### Do this
Set down each record below precisely, skipping the pictures.

(Dataset items)
══════════════════════════════

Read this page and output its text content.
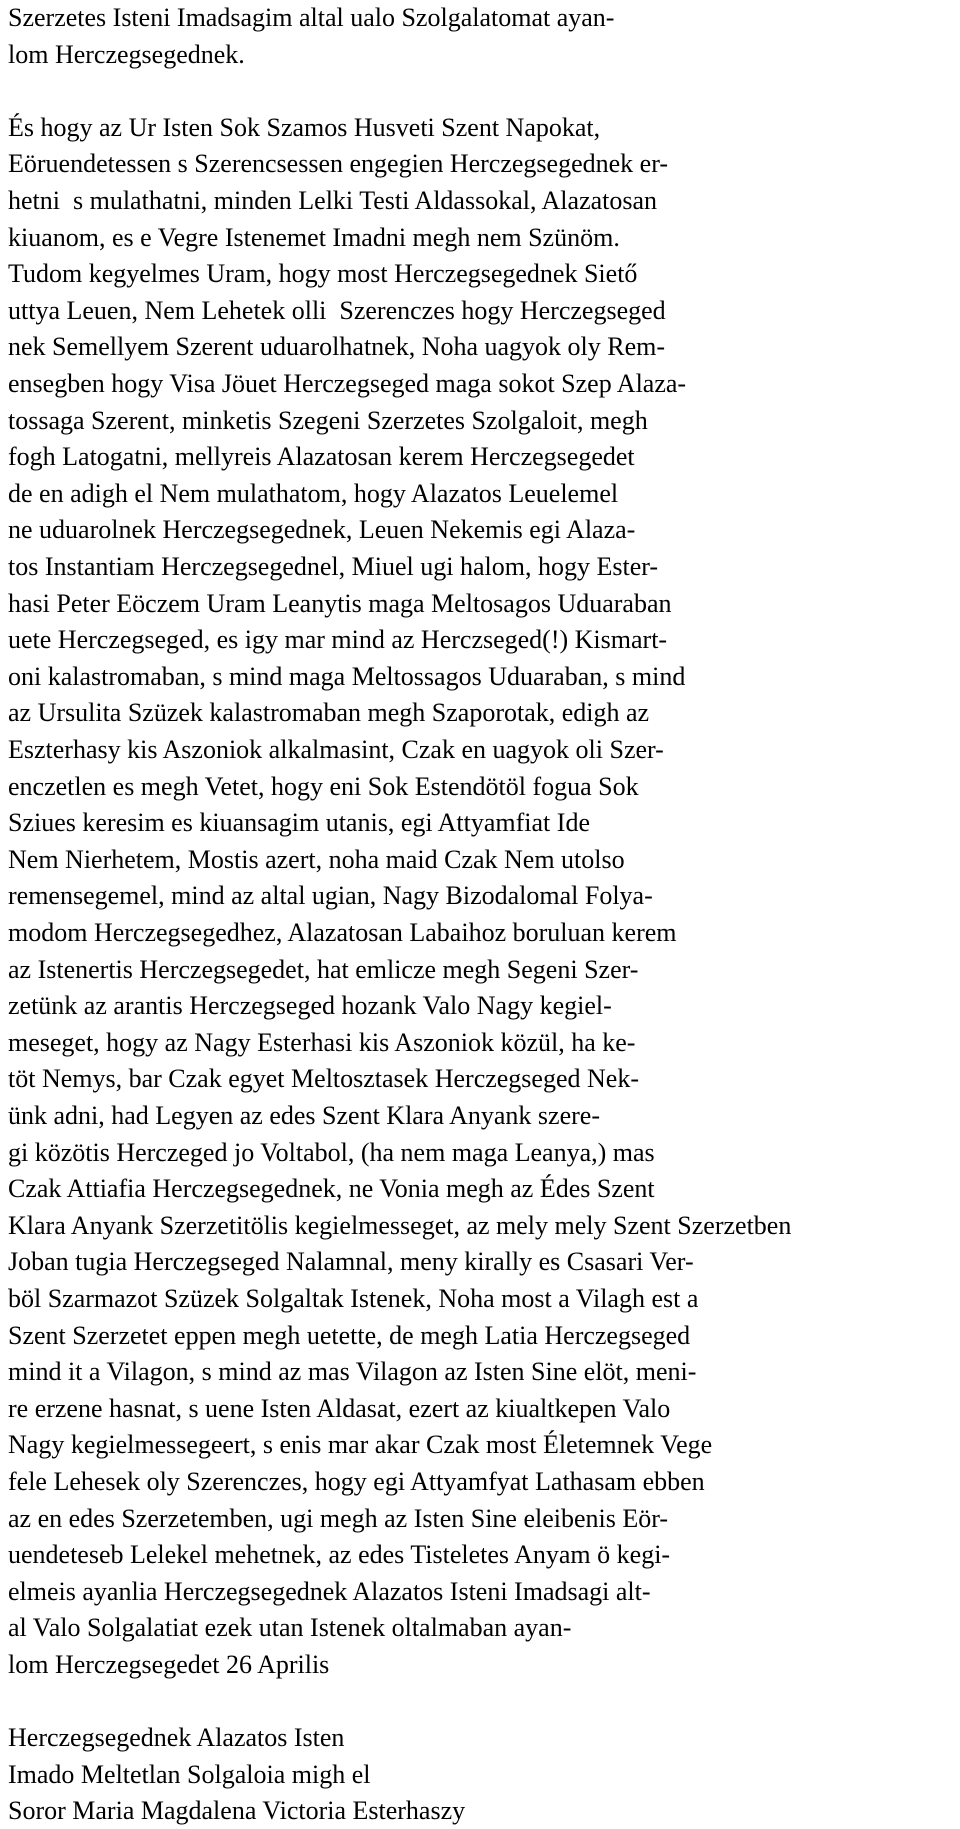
Szerzetes Isteni Imadsagim altal ualo Szolgalatomat ayan-
lom Herczegsegednek.
És hogy az Ur Isten Sok Szamos Husveti Szent Napokat,
Eöruendetessen s Szerencsessen engegien Herczegsegednek er-
hetni  s mulathatni, minden Lelki Testi Aldassokal, Alazatosan
kiuanom, es e Vegre Istenemet Imadni megh nem Szünöm.
Tudom kegyelmes Uram, hogy most Herczegsegednek Siető
uttya Leuen, Nem Lehetek olli  Szerenczes hogy Herczegseged
nek Semellyem Szerent uduarolhatnek, Noha uagyok oly Rem-
ensegben hogy Visa Jöuet Herczegseged maga sokot Szep Alaza-
tossaga Szerent, minketis Szegeni Szerzetes Szolgaloit, megh
fogh Latogatni, mellyreis Alazatosan kerem Herczegsegedet
de en adigh el Nem mulathatom, hogy Alazatos Leuelemel
ne uduarolnek Herczegsegednek, Leuen Nekemis egi Alaza-
tos Instantiam Herczegsegednel, Miuel ugi halom, hogy Ester-
hasi Peter Eöczem Uram Leanytis maga Meltosagos Uduaraban
uete Herczegseged, es igy mar mind az Herczseged(!) Kismart-
oni kalastromaban, s mind maga Meltossagos Uduaraban, s mind
az Ursulita Szüzek kalastromaban megh Szaporotak, edigh az
Eszterhasy kis Aszoniok alkalmasint, Czak en uagyok oli Szer-
enczetlen es megh Vetet, hogy eni Sok Estendötöl fogua Sok
Sziues keresim es kiuansagim utanis, egi Attyamfiat Ide
Nem Nierhetem, Mostis azert, noha maid Czak Nem utolso
remensegemel, mind az altal ugian, Nagy Bizodalomal Folya-
modom Herczegsegedhez, Alazatosan Labaihoz boruluan kerem
az Istenertis Herczegsegedet, hat emlicze megh Segeni Szer-
zetünk az arantis Herczegseged hozank Valo Nagy kegiel-
meseget, hogy az Nagy Esterhasi kis Aszoniok közül, ha ke-
töt Nemys, bar Czak egyet Meltosztasek Herczegseged Nek-
ünk adni, had Legyen az edes Szent Klara Anyank szere-
gi közötis Herczeged jo Voltabol, (ha nem maga Leanya,) mas
Czak Attiafia Herczegsegednek, ne Vonia megh az Édes Szent
Klara Anyank Szerzetitölis kegielmesseget, az mely mely Szent Szerzetben
Joban tugia Herczegseged Nalamnal, meny kirally es Csasari Ver-
böl Szarmazot Szüzek Solgaltak Istenek, Noha most a Vilagh est a
Szent Szerzetet eppen megh uetette, de megh Latia Herczegseged
mind it a Vilagon, s mind az mas Vilagon az Isten Sine elöt, meni-
re erzene hasnat, s uene Isten Aldasat, ezert az kiualtkepen Valo
Nagy kegielmessegeert, s enis mar akar Czak most Életemnek Vege
fele Lehesek oly Szerenczes, hogy egi Attyamfyat Lathasam ebben
az en edes Szerzetemben, ugi megh az Isten Sine eleibenis Eör-
uendeteseb Lelekel mehetnek, az edes Tisteletes Anyam ö kegi-
elmeis ayanlia Herczegsegednek Alazatos Isteni Imadsagi alt-
al Valo Solgalatiat ezek utan Istenek oltalmaban ayan-
lom Herczegsegedet 26 Aprilis
Herczegsegednek Alazatos Isten
Imado Meltetlan Solgaloia migh el
Soror Maria Magdalena Victoria Esterhaszy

══════════════════════════════

### Response to this task
Read this page and output its text content.
Szerzetes Isteni Imadsagim altal ualo Szolgalatomat ayan-
lom Herczegsegednek.
És hogy az Ur Isten Sok Szamos Husveti Szent Napokat,
Eöruendetessen s Szerencsessen engegien Herczegsegednek er-
hetni  s mulathatni, minden Lelki Testi Aldassokal, Alazatosan
kiuanom, es e Vegre Istenemet Imadni megh nem Szünöm.
Tudom kegyelmes Uram, hogy most Herczegsegednek Siető
uttya Leuen, Nem Lehetek olli  Szerenczes hogy Herczegseged
nek Semellyem Szerent uduarolhatnek, Noha uagyok oly Rem-
ensegben hogy Visa Jöuet Herczegseged maga sokot Szep Alaza-
tossaga Szerent, minketis Szegeni Szerzetes Szolgaloit, megh
fogh Latogatni, mellyreis Alazatosan kerem Herczegsegedet
de en adigh el Nem mulathatom, hogy Alazatos Leuelemel
ne uduarolnek Herczegsegednek, Leuen Nekemis egi Alaza-
tos Instantiam Herczegsegednel, Miuel ugi halom, hogy Ester-
hasi Peter Eöczem Uram Leanytis maga Meltosagos Uduaraban
uete Herczegseged, es igy mar mind az Herczseged(!) Kismart-
oni kalastromaban, s mind maga Meltossagos Uduaraban, s mind
az Ursulita Szüzek kalastromaban megh Szaporotak, edigh az
Eszterhasy kis Aszoniok alkalmasint, Czak en uagyok oli Szer-
enczetlen es megh Vetet, hogy eni Sok Estendötöl fogua Sok
Sziues keresim es kiuansagim utanis, egi Attyamfiat Ide
Nem Nierhetem, Mostis azert, noha maid Czak Nem utolso
remensegemel, mind az altal ugian, Nagy Bizodalomal Folya-
modom Herczegsegedhez, Alazatosan Labaihoz boruluan kerem
az Istenertis Herczegsegedet, hat emlicze megh Segeni Szer-
zetünk az arantis Herczegseged hozank Valo Nagy kegiel-
meseget, hogy az Nagy Esterhasi kis Aszoniok közül, ha ke-
töt Nemys, bar Czak egyet Meltosztasek Herczegseged Nek-
ünk adni, had Legyen az edes Szent Klara Anyank szere-
gi közötis Herczeged jo Voltabol, (ha nem maga Leanya,) mas
Czak Attiafia Herczegsegednek, ne Vonia megh az Édes Szent
Klara Anyank Szerzetitölis kegielmesseget, az mely mely Szent Szerzetben
Joban tugia Herczegseged Nalamnal, meny kirally es Csasari Ver-
böl Szarmazot Szüzek Solgaltak Istenek, Noha most a Vilagh est a
Szent Szerzetet eppen megh uetette, de megh Latia Herczegseged
mind it a Vilagon, s mind az mas Vilagon az Isten Sine elöt, meni-
re erzene hasnat, s uene Isten Aldasat, ezert az kiualtkepen Valo
Nagy kegielmessegeert, s enis mar akar Czak most Életemnek Vege
fele Lehesek oly Szerenczes, hogy egi Attyamfyat Lathasam ebben
az en edes Szerzetemben, ugi megh az Isten Sine eleibenis Eör-
uendeteseb Lelekel mehetnek, az edes Tisteletes Anyam ö kegi-
elmeis ayanlia Herczegsegednek Alazatos Isteni Imadsagi alt-
al Valo Solgalatiat ezek utan Istenek oltalmaban ayan-
lom Herczegsegedet 26 Aprilis
Herczegsegednek Alazatos Isten
Imado Meltetlan Solgaloia migh el
Soror Maria Magdalena Victoria Esterhaszy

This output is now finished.